TASKS TO CARRY OUT:
[A] From the data pipeline notebook, list every quality it says a storage format for cleaned tabular data should have.
[B] For each statement, say whether the data pipeline notebook agrees, and quote the words that decide it.
(i) Missing values should be filled in during the data cleaning step.
(ii) The copy of the dataset made while testing should be removed in production code.
(iii) For larger datasets, preserving type information becomes crucial.

PASSAGE PROVIDED:
+---+

# Purpose


This notebook demonstrates the data pipeline from raw tables to analytical datasets. At the end of this activity, train & test data sets are created from raw data.



## Imports

In [14]:
from pprint import pprint
import os
import os.path as op
import shutil

# standard third party imports
import numpy as np
import pandas as pd
from sklearn.model_selection import train_test_split
pd.options.mode.use_inf_as_na = True


In [15]:
%load_ext autoreload
%autoreload 2

The autoreload extension is already loaded. To reload it, use:
  %reload_ext autoreload


In [16]:
# standard code-template imports
from ta_lib.core.api import (
    create_context, get_dataframe, get_feature_names_from_column_transformer, get_package_path,
    display_as_tabs, string_cleaning, merge_info, initialize_environment,
    list_datasets, load_dataset, save_dataset
)
import ta_lib.eda.api as eda

In [17]:
initialize_environment(debug=False, hide_warnings=True)

## Utility functions

# 1. Initialization

In [18]:
config_path = op.join('conf', 'config.yml')
context = create_context(config_path)
pprint(list_datasets(context))

housing_df = load_dataset(context, 'raw/housing')

['/raw/housing',
 '/cleaned/housing',
 '/processed/housing',
 '/train/housing/features',
 '/train/housing/target',
 '/test/housing/features',
 '/test/housing/target',
 '/score/housing/output']


# 2. Data cleaning and consolidation

**<u>NOTES</u>**

The focus here is to create a cleaned dataset that is appropriate for solving the DS problem at hand from the raw data.

**1. Do**
* clean dataframe column names
* ensure dtypes are set properly
* join with other tables etc to create features
* transform, if appropriate, datetime like columns to generate additional features (weekday etc)
* transform, if appropriate, string columns to generate additional features
* discard cols that are not useful for training the model (IDs, constant cols, duplicate cols etc)
* additional features generated from existing columns


**2. Don't**
* handle missing values or outliers here. mark them and leave them for processing downstream.


## 2.1 Clean table 

### Housing Table

From data discovery, we know the following

* ensure all `invalid` entries are mapped to np.NaN
* This will go into production code


In [19]:
housing_df_clean = (
    housing_df
    # while iterating on testing, it's good to copy the dataset(or a subset)
    # as the following steps will mutate the input dataframe. The copy should be
    # removed in the production code to avoid introducing perf. bottlenecks.
    .copy()
    
    .passthrough()
    
    .replace({'': np.NaN})
    
)
housing_df_clean.head()

Unnamed: 0,longitude,latitude,housing_median_age,total_rooms,total_bedrooms,population,households,median_income,median_house_value,ocean_proximity
0,-122.23,37.88,41.0,880.0,129.0,322.0,126.0,8.3252,452600.0,NEAR BAY
1,-122.22,37.86,21.0,7099.0,1106.0,2401.0,1138.0,8.3014,358500.0,NEAR BAY
2,-122.24,37.85,52.0,1467.0,190.0,496.0,177.0,7.2574,352100.0,NEAR BAY
3,-122.25,37.85,52.0,1274.0,235.0,558.0,219.0,5.6431,341300.0,NEAR BAY
4,-122.25,37.85,52.0,1627.0,280.0,565.0,259.0,3.8462,342200.0,NEAR BAY


### NOTE

It's always a good idea to save cleaned tabular data using a storage format that supports the following 

1. preserves the type information
2. language agnostic storage format
3. Supports compression
4. Supports customizing storage to optimize different data access patterns

For larger datasets, the last two points become crucial.

+---+

DATA BLOCK:
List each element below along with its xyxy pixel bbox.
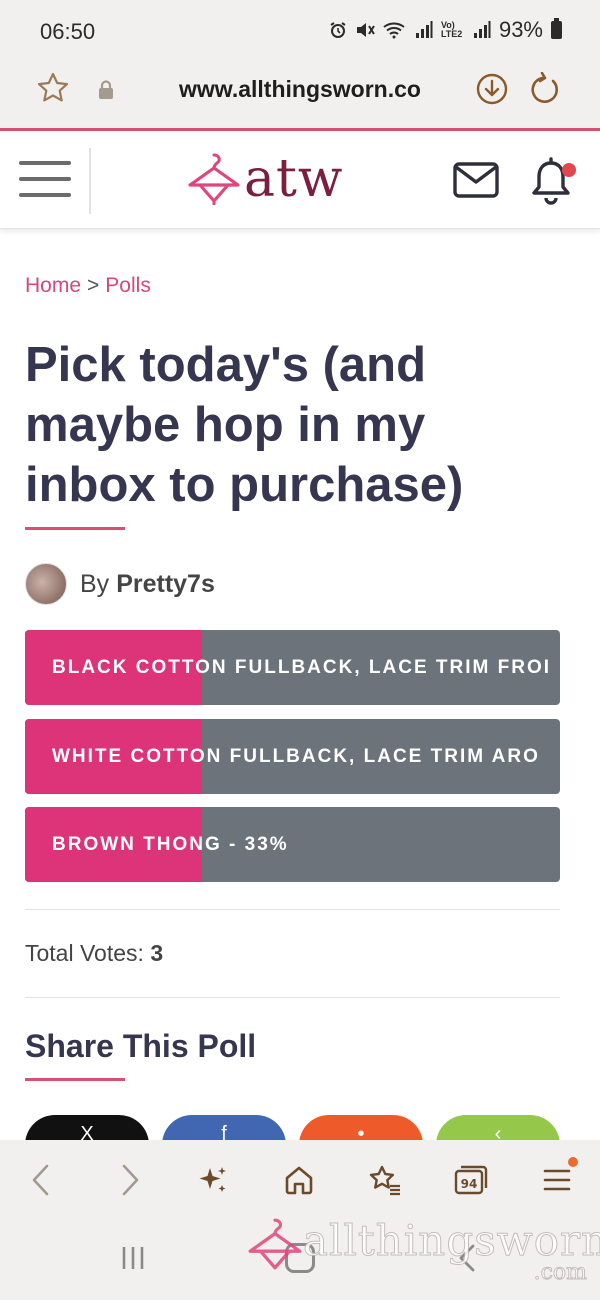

+---+

EXERCISE RESULTS:
[A]
1. It preserves the type information.
2. It is a language-agnostic storage format.
3. It supports compression.
4. It supports customizing storage to optimize different data access patterns.

[B]
(i) No: "handle missing values or outliers here. mark them and leave them for processing downstream." appears under "Don't."
(ii) Yes: "removed in the production code to avoid introducing perf. bottlenecks"
(iii) No: "For larger datasets, the last two points become crucial." The last two points are compression and customizing storage, not type information.